:: TASK STATEMENT ::
From the listing below, pull out every line where the string "电流超前电压约" appears.

[Records excerpted from a collection]
————

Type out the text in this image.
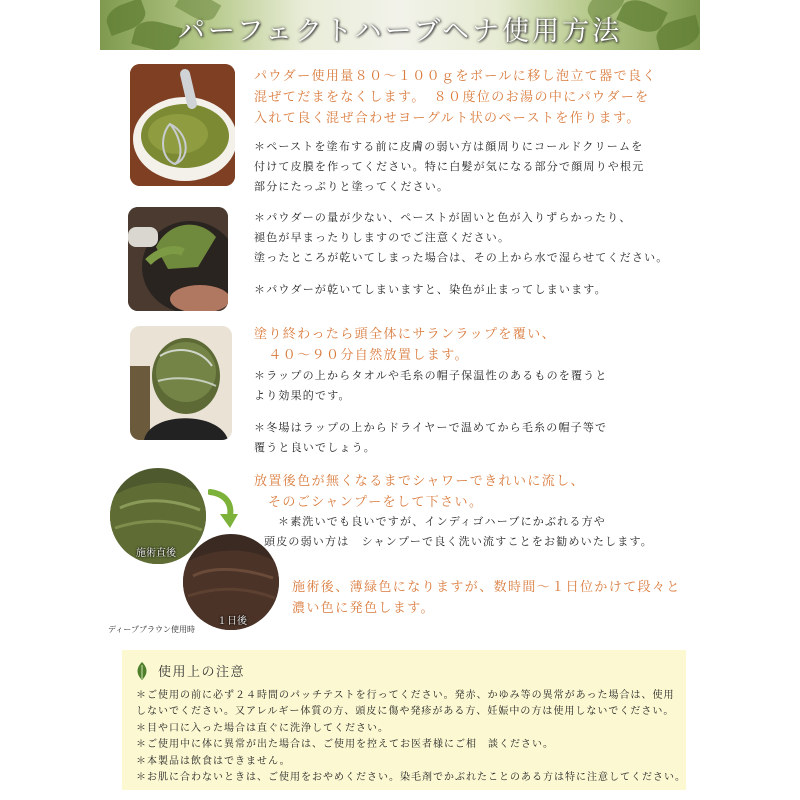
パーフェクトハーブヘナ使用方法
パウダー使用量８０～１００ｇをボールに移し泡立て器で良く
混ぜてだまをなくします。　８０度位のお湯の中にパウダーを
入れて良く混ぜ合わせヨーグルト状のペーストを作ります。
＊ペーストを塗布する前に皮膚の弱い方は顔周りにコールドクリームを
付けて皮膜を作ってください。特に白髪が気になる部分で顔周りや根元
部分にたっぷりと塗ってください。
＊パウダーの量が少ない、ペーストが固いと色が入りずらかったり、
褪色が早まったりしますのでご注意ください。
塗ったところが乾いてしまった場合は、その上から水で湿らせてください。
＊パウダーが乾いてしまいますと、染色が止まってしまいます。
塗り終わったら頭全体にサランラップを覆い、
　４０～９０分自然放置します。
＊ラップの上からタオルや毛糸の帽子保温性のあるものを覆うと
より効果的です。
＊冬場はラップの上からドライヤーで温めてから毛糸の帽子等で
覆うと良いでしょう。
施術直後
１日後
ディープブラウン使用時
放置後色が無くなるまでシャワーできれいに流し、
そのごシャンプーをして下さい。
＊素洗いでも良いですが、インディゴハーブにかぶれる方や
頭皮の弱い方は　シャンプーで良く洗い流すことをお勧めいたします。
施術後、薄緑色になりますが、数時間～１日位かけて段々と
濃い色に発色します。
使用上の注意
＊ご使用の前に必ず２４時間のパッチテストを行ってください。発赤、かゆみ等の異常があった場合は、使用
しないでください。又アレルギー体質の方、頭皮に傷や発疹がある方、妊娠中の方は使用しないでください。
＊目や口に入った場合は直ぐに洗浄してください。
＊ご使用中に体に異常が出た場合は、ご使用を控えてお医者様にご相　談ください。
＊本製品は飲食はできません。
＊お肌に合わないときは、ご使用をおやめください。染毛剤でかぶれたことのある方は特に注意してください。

————

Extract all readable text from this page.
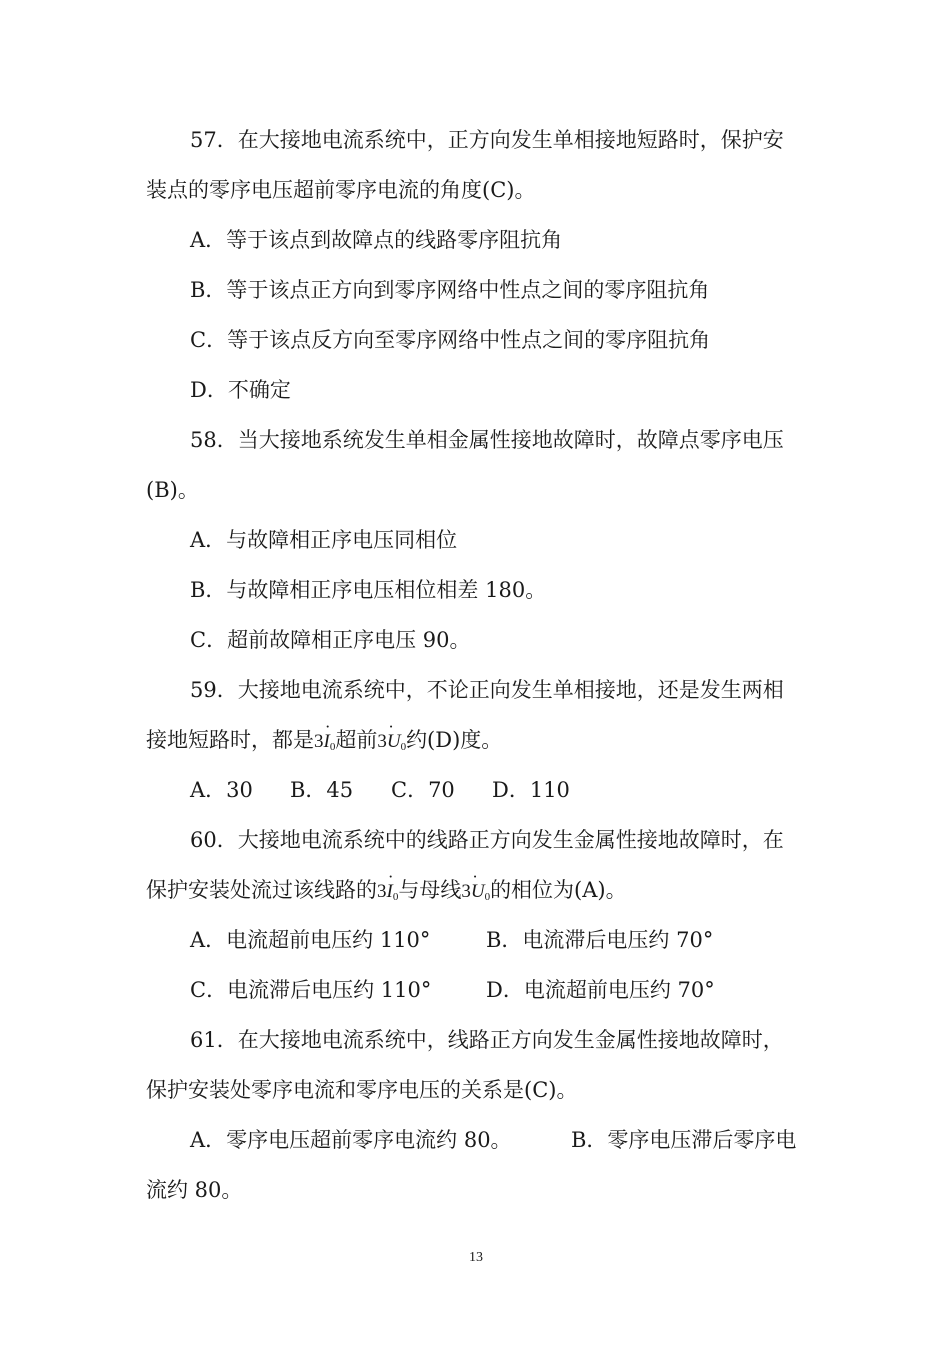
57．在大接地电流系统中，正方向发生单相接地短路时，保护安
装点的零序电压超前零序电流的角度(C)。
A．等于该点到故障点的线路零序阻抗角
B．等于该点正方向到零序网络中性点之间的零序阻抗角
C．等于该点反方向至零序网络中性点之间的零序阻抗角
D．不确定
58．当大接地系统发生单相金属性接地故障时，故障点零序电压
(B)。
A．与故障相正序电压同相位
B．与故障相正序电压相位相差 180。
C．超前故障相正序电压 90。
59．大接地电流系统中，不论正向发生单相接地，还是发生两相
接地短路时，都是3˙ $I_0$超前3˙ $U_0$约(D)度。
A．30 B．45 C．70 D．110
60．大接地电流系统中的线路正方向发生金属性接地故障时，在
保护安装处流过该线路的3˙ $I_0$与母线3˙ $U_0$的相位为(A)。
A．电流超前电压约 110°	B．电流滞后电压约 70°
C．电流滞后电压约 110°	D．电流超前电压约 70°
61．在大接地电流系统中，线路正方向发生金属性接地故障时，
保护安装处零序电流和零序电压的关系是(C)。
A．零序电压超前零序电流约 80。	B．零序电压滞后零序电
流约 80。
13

————

:: CORRECT ANSWER ::
A．电流超前电压约 110°	B．电流滞后电压约 70°
C．电流滞后电压约 110°	D．电流超前电压约 70°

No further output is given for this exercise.